## The exercise
Exactly reproduce each record listed below.
+ + + + + + +
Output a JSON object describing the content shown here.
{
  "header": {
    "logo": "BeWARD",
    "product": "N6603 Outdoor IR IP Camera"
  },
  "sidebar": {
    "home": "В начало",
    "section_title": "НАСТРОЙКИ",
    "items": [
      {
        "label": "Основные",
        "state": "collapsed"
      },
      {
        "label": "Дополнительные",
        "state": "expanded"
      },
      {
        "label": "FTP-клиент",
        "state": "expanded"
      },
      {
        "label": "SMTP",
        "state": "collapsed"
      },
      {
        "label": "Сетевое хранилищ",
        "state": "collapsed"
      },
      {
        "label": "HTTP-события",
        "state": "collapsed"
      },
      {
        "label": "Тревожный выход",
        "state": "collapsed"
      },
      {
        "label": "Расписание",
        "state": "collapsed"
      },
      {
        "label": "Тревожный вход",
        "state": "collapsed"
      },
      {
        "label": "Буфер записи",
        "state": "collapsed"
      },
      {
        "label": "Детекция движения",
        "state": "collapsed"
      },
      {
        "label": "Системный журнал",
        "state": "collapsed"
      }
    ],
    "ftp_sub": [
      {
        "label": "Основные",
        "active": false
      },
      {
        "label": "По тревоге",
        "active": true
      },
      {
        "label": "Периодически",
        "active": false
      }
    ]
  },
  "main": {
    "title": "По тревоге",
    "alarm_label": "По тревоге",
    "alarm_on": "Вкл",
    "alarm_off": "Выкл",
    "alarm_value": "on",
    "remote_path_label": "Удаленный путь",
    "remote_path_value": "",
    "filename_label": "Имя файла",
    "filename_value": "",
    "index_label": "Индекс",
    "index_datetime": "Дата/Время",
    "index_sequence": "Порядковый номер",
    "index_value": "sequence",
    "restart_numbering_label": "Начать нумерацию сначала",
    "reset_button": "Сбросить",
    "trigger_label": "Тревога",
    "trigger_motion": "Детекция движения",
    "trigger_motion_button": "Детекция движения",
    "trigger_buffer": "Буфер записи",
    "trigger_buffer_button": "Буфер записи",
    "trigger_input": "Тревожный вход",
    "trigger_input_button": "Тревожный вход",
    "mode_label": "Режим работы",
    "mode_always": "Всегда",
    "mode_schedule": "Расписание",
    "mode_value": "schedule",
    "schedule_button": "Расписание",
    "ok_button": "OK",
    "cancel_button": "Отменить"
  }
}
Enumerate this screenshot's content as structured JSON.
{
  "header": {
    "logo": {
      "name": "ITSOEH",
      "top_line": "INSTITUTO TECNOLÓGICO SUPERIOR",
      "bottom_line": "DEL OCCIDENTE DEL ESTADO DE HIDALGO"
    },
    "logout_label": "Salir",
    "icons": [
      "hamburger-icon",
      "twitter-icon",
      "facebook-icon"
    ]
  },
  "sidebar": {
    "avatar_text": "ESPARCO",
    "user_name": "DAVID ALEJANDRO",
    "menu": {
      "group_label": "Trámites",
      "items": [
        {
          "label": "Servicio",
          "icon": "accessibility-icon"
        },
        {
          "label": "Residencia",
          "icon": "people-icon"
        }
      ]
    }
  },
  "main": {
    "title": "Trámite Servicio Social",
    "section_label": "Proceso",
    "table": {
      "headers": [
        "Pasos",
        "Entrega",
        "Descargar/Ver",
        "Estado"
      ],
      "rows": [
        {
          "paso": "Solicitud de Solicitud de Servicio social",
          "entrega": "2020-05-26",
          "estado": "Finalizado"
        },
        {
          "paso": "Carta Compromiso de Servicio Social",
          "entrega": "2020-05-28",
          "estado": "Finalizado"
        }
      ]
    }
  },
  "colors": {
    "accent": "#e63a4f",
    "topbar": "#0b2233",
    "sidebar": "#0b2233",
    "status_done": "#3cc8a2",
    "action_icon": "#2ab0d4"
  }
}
+ + + + + + +
## Task response
Output a JSON object describing the content shown here.
{
  "header": {
    "logo": "BeWARD",
    "product": "N6603 Outdoor IR IP Camera"
  },
  "sidebar": {
    "home": "В начало",
    "section_title": "НАСТРОЙКИ",
    "items": [
      {
        "label": "Основные",
        "state": "collapsed"
      },
      {
        "label": "Дополнительные",
        "state": "expanded"
      },
      {
        "label": "FTP-клиент",
        "state": "expanded"
      },
      {
        "label": "SMTP",
        "state": "collapsed"
      },
      {
        "label": "Сетевое хранилищ",
        "state": "collapsed"
      },
      {
        "label": "HTTP-события",
        "state": "collapsed"
      },
      {
        "label": "Тревожный выход",
        "state": "collapsed"
      },
      {
        "label": "Расписание",
        "state": "collapsed"
      },
      {
        "label": "Тревожный вход",
        "state": "collapsed"
      },
      {
        "label": "Буфер записи",
        "state": "collapsed"
      },
      {
        "label": "Детекция движения",
        "state": "collapsed"
      },
      {
        "label": "Системный журнал",
        "state": "collapsed"
      }
    ],
    "ftp_sub": [
      {
        "label": "Основные",
        "active": false
      },
      {
        "label": "По тревоге",
        "active": true
      },
      {
        "label": "Периодически",
        "active": false
      }
    ]
  },
  "main": {
    "title": "По тревоге",
    "alarm_label": "По тревоге",
    "alarm_on": "Вкл",
    "alarm_off": "Выкл",
    "alarm_value": "on",
    "remote_path_label": "Удаленный путь",
    "remote_path_value": "",
    "filename_label": "Имя файла",
    "filename_value": "",
    "index_label": "Индекс",
    "index_datetime": "Дата/Время",
    "index_sequence": "Порядковый номер",
    "index_value": "sequence",
    "restart_numbering_label": "Начать нумерацию сначала",
    "reset_button": "Сбросить",
    "trigger_label": "Тревога",
    "trigger_motion": "Детекция движения",
    "trigger_motion_button": "Детекция движения",
    "trigger_buffer": "Буфер записи",
    "trigger_buffer_button": "Буфер записи",
    "trigger_input": "Тревожный вход",
    "trigger_input_button": "Тревожный вход",
    "mode_label": "Режим работы",
    "mode_always": "Всегда",
    "mode_schedule": "Расписание",
    "mode_value": "schedule",
    "schedule_button": "Расписание",
    "ok_button": "OK",
    "cancel_button": "Отменить"
  }
}
Enumerate this screenshot's content as structured JSON.
{
  "header": {
    "logo": {
      "name": "ITSOEH",
      "top_line": "INSTITUTO TECNOLÓGICO SUPERIOR",
      "bottom_line": "DEL OCCIDENTE DEL ESTADO DE HIDALGO"
    },
    "logout_label": "Salir",
    "icons": [
      "hamburger-icon",
      "twitter-icon",
      "facebook-icon"
    ]
  },
  "sidebar": {
    "avatar_text": "ESPARCO",
    "user_name": "DAVID ALEJANDRO",
    "menu": {
      "group_label": "Trámites",
      "items": [
        {
          "label": "Servicio",
          "icon": "accessibility-icon"
        },
        {
          "label": "Residencia",
          "icon": "people-icon"
        }
      ]
    }
  },
  "main": {
    "title": "Trámite Servicio Social",
    "section_label": "Proceso",
    "table": {
      "headers": [
        "Pasos",
        "Entrega",
        "Descargar/Ver",
        "Estado"
      ],
      "rows": [
        {
          "paso": "Solicitud de Solicitud de Servicio social",
          "entrega": "2020-05-26",
          "estado": "Finalizado"
        },
        {
          "paso": "Carta Compromiso de Servicio Social",
          "entrega": "2020-05-28",
          "estado": "Finalizado"
        }
      ]
    }
  },
  "colors": {
    "accent": "#e63a4f",
    "topbar": "#0b2233",
    "sidebar": "#0b2233",
    "status_done": "#3cc8a2",
    "action_icon": "#2ab0d4"
  }
}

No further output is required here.